(Excerpt from a dataset)
▼▼▼

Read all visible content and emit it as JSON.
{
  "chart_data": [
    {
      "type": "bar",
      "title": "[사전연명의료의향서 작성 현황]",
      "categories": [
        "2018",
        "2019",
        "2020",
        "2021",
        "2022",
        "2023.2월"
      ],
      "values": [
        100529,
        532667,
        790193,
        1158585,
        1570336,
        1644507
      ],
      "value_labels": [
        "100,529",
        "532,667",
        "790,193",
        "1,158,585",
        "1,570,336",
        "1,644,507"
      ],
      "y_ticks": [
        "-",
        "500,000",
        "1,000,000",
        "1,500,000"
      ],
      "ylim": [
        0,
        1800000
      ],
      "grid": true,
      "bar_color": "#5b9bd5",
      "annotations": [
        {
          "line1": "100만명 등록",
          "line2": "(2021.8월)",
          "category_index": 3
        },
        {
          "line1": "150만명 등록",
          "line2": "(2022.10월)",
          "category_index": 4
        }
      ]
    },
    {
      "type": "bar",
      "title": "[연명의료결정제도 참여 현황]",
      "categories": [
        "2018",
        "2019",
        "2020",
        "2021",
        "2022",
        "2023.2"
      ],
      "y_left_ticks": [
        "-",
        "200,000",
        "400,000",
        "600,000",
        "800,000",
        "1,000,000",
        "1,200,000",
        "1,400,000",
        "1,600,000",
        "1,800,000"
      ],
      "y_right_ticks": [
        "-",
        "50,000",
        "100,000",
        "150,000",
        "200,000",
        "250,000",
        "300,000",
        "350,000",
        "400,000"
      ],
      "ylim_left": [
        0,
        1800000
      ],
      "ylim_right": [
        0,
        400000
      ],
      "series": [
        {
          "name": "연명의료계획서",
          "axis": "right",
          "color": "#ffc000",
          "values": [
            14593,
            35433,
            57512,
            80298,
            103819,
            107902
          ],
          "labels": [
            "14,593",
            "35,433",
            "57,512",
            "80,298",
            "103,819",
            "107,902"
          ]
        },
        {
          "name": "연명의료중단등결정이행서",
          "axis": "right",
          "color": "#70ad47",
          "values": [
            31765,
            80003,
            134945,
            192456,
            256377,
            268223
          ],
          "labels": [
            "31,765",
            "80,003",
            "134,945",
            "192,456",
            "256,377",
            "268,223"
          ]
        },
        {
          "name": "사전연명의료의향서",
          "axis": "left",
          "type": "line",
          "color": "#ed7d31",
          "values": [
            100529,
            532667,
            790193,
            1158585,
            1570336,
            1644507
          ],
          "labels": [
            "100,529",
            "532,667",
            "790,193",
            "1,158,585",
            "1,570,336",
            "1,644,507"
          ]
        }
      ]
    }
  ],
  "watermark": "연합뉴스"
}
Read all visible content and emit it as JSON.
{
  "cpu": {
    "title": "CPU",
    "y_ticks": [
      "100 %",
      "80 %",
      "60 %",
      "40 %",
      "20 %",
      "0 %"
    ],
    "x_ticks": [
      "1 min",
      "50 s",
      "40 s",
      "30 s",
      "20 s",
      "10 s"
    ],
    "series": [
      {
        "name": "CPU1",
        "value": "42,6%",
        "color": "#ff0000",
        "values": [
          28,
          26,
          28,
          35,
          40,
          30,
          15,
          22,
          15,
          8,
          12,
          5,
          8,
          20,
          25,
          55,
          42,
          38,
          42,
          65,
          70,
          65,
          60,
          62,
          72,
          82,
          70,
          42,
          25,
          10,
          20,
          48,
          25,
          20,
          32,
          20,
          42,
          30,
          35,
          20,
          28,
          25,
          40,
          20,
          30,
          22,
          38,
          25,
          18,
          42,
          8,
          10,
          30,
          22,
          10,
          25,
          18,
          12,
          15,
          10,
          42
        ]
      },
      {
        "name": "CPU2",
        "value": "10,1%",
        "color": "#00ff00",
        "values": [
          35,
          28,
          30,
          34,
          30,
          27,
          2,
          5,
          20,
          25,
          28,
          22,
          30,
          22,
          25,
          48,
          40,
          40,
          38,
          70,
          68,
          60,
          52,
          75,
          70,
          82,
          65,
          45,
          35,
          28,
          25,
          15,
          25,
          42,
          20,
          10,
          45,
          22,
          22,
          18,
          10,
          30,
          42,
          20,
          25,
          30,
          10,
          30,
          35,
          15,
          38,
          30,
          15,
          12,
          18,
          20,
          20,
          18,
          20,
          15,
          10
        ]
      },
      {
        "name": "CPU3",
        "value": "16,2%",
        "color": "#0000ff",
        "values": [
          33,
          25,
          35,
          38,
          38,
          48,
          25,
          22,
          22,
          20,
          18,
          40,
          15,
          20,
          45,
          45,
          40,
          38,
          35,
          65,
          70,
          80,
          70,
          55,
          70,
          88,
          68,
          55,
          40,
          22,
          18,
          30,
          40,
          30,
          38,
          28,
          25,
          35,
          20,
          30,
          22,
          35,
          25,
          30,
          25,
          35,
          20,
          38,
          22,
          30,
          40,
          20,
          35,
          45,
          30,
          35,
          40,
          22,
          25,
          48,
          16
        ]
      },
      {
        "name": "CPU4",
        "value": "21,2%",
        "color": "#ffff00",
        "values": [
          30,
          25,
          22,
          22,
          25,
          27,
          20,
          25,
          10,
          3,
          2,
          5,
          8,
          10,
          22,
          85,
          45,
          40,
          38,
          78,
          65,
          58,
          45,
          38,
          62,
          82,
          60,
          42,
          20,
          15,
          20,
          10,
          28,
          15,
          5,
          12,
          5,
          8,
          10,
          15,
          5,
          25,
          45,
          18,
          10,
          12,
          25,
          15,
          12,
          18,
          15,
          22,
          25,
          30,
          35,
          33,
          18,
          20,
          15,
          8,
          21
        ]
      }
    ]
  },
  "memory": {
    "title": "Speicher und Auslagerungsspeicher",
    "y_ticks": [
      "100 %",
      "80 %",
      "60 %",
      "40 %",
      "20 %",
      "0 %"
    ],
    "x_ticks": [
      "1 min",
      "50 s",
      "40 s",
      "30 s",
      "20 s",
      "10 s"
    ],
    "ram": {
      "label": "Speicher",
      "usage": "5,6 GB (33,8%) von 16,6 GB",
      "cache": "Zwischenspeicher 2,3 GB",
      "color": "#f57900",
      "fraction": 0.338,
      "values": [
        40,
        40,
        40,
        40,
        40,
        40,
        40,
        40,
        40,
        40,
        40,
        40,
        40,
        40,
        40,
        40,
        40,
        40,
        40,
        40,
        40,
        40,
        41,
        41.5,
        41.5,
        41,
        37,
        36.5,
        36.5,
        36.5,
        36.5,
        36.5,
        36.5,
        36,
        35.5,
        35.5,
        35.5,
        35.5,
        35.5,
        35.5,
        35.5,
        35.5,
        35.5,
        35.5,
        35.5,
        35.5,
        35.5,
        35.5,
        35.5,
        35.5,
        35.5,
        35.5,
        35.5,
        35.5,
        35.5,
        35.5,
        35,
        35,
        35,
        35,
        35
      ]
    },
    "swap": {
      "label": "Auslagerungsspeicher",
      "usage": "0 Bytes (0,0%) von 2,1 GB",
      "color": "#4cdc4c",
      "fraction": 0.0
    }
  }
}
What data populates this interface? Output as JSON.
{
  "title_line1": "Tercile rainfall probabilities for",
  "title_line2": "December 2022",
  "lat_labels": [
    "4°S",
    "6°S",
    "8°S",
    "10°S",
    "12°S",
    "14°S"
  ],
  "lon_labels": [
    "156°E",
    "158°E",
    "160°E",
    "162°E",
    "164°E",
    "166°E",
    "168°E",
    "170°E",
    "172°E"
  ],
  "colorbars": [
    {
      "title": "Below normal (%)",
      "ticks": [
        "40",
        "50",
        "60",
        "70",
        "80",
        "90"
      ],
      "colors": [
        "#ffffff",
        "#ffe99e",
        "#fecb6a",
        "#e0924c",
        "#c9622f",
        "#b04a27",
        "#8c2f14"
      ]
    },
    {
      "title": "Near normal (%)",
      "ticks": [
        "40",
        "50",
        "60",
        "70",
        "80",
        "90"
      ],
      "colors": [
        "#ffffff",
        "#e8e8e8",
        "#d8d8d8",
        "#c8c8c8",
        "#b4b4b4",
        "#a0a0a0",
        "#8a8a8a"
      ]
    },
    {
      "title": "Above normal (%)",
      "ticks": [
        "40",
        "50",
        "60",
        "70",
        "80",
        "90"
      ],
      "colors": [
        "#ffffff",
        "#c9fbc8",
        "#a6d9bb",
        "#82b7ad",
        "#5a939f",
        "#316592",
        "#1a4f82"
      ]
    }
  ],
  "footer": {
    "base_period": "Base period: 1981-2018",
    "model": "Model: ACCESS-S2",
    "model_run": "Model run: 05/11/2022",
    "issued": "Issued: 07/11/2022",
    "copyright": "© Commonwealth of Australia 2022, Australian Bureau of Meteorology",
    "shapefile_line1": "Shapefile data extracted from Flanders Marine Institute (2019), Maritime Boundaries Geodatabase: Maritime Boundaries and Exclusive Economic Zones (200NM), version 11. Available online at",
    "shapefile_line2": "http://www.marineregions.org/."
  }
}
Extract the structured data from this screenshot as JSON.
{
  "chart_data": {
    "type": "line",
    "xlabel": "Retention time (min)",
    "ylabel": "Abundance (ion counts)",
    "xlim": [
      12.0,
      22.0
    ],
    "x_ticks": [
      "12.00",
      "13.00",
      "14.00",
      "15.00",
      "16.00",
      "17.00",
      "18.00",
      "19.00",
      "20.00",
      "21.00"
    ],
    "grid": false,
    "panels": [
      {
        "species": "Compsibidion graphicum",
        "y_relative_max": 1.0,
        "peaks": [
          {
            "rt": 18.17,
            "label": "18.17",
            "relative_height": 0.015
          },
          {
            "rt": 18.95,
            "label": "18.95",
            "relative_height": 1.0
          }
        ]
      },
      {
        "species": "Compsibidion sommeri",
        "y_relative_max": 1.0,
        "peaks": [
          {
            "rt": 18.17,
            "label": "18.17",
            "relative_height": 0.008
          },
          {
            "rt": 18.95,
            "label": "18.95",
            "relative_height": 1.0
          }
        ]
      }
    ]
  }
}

▲▲▲

Exactly as written, give again every line from the one containing "Extract the structured" through the last line of the material above, and no other lines.

Extract the structured data from this screenshot as JSON.
{
  "chart_data": {
    "type": "line",
    "xlabel": "Retention time (min)",
    "ylabel": "Abundance (ion counts)",
    "xlim": [
      12.0,
      22.0
    ],
    "x_ticks": [
      "12.00",
      "13.00",
      "14.00",
      "15.00",
      "16.00",
      "17.00",
      "18.00",
      "19.00",
      "20.00",
      "21.00"
    ],
    "grid": false,
    "panels": [
      {
        "species": "Compsibidion graphicum",
        "y_relative_max": 1.0,
        "peaks": [
          {
            "rt": 18.17,
            "label": "18.17",
            "relative_height": 0.015
          },
          {
            "rt": 18.95,
            "label": "18.95",
            "relative_height": 1.0
          }
        ]
      },
      {
        "species": "Compsibidion sommeri",
        "y_relative_max": 1.0,
        "peaks": [
          {
            "rt": 18.17,
            "label": "18.17",
            "relative_height": 0.008
          },
          {
            "rt": 18.95,
            "label": "18.95",
            "relative_height": 1.0
          }
        ]
      }
    ]
  }
}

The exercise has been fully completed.